(begin)

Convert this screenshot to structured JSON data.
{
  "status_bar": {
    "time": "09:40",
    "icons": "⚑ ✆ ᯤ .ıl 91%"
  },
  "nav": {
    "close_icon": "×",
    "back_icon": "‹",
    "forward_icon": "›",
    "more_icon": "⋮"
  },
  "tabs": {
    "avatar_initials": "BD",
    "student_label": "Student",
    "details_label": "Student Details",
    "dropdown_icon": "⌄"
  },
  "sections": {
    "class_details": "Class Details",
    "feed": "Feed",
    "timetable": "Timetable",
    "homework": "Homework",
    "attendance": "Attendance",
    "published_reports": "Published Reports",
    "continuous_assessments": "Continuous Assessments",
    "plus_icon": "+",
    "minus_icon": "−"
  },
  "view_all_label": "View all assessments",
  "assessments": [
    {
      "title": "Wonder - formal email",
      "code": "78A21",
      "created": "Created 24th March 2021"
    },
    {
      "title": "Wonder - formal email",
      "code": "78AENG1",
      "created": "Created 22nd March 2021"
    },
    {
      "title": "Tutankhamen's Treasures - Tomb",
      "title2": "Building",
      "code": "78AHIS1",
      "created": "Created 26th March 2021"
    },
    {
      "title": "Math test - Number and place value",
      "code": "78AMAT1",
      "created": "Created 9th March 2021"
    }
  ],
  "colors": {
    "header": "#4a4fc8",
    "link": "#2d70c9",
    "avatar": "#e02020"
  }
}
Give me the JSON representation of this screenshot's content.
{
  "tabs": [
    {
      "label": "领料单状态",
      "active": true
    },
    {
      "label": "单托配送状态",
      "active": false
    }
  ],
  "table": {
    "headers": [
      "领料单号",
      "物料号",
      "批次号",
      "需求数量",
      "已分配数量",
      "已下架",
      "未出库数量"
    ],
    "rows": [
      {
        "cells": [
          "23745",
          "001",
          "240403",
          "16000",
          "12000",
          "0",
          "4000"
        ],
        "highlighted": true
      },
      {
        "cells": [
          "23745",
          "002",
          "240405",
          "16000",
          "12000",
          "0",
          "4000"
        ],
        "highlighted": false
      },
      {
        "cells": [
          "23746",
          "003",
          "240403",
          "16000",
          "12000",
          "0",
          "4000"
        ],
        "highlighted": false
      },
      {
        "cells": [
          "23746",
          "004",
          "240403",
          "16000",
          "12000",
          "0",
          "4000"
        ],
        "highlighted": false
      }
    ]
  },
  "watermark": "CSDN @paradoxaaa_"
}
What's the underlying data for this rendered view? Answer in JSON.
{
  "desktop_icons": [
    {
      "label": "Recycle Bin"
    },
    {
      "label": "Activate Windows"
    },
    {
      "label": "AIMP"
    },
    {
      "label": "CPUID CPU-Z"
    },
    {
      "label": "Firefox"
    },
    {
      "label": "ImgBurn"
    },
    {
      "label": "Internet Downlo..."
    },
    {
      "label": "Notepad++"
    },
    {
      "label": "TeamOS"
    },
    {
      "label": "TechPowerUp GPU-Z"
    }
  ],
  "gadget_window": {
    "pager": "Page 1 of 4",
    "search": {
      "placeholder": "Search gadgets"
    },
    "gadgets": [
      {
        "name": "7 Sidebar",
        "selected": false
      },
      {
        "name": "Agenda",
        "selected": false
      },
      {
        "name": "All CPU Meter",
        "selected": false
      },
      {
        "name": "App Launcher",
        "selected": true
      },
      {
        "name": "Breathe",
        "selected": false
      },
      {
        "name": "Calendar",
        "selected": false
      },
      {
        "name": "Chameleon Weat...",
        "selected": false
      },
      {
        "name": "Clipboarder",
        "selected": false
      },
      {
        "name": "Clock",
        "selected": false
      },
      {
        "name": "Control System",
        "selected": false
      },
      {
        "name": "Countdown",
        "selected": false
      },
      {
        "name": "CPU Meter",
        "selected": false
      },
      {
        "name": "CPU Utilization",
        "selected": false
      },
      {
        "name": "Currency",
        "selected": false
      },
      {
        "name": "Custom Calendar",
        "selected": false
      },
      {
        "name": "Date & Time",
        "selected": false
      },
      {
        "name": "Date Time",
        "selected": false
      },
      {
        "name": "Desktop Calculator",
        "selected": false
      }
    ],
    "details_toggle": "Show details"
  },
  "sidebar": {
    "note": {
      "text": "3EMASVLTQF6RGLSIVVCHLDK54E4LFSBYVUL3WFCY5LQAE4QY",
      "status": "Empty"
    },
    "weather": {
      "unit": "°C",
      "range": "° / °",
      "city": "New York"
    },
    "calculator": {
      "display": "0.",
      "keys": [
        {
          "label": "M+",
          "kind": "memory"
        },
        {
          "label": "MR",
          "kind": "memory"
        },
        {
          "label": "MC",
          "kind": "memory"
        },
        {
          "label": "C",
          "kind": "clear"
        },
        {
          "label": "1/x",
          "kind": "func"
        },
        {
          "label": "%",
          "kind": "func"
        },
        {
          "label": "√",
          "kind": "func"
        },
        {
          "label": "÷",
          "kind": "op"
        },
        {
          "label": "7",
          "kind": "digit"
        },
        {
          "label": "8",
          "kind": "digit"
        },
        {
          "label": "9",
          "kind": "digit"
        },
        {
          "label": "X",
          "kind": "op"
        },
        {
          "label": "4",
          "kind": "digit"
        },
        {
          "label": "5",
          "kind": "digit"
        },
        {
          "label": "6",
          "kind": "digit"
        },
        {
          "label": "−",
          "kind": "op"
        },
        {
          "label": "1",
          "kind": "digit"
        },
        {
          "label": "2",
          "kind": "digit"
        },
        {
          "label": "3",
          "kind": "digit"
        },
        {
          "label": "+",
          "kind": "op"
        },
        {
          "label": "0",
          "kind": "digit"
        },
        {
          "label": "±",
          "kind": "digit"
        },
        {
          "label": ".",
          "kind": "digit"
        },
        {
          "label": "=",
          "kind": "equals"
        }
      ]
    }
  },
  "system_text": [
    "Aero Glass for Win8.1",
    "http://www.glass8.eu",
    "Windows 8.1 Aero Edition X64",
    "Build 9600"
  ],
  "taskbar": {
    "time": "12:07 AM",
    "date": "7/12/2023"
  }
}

(end)

> **WHAT YOU NEED TO DO**: Find how many of the lines above have the word "code" in them. State only that number.

> **COMPLETE ANSWER**: 4